Entries shown:
^^^^^^^^^^^^^^^^

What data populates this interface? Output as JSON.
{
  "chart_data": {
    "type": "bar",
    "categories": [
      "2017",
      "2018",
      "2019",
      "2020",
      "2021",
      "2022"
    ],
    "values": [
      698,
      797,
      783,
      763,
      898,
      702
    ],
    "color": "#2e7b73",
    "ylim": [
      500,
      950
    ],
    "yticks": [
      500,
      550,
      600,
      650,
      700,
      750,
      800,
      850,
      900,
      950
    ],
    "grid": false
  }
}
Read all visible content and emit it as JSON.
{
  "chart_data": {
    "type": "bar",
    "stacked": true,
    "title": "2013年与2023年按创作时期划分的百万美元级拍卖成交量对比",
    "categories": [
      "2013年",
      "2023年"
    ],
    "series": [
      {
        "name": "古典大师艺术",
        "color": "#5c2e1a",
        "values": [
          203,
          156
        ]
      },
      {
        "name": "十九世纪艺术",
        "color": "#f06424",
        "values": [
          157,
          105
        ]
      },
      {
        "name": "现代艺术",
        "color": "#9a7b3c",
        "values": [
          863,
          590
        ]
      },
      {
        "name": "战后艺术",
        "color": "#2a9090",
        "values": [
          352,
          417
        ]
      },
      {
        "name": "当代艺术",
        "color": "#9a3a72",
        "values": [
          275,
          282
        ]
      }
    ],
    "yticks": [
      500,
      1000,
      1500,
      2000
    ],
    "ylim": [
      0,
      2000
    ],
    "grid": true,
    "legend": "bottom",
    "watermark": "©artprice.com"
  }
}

^^^^^^^^^^^^^^^^

Exercise directions: Write the entries again, exactly as they stand.

Task answer:
What data populates this interface? Output as JSON.
{
  "chart_data": {
    "type": "bar",
    "categories": [
      "2017",
      "2018",
      "2019",
      "2020",
      "2021",
      "2022"
    ],
    "values": [
      698,
      797,
      783,
      763,
      898,
      702
    ],
    "color": "#2e7b73",
    "ylim": [
      500,
      950
    ],
    "yticks": [
      500,
      550,
      600,
      650,
      700,
      750,
      800,
      850,
      900,
      950
    ],
    "grid": false
  }
}
Read all visible content and emit it as JSON.
{
  "chart_data": {
    "type": "bar",
    "stacked": true,
    "title": "2013年与2023年按创作时期划分的百万美元级拍卖成交量对比",
    "categories": [
      "2013年",
      "2023年"
    ],
    "series": [
      {
        "name": "古典大师艺术",
        "color": "#5c2e1a",
        "values": [
          203,
          156
        ]
      },
      {
        "name": "十九世纪艺术",
        "color": "#f06424",
        "values": [
          157,
          105
        ]
      },
      {
        "name": "现代艺术",
        "color": "#9a7b3c",
        "values": [
          863,
          590
        ]
      },
      {
        "name": "战后艺术",
        "color": "#2a9090",
        "values": [
          352,
          417
        ]
      },
      {
        "name": "当代艺术",
        "color": "#9a3a72",
        "values": [
          275,
          282
        ]
      }
    ],
    "yticks": [
      500,
      1000,
      1500,
      2000
    ],
    "ylim": [
      0,
      2000
    ],
    "grid": true,
    "legend": "bottom",
    "watermark": "©artprice.com"
  }
}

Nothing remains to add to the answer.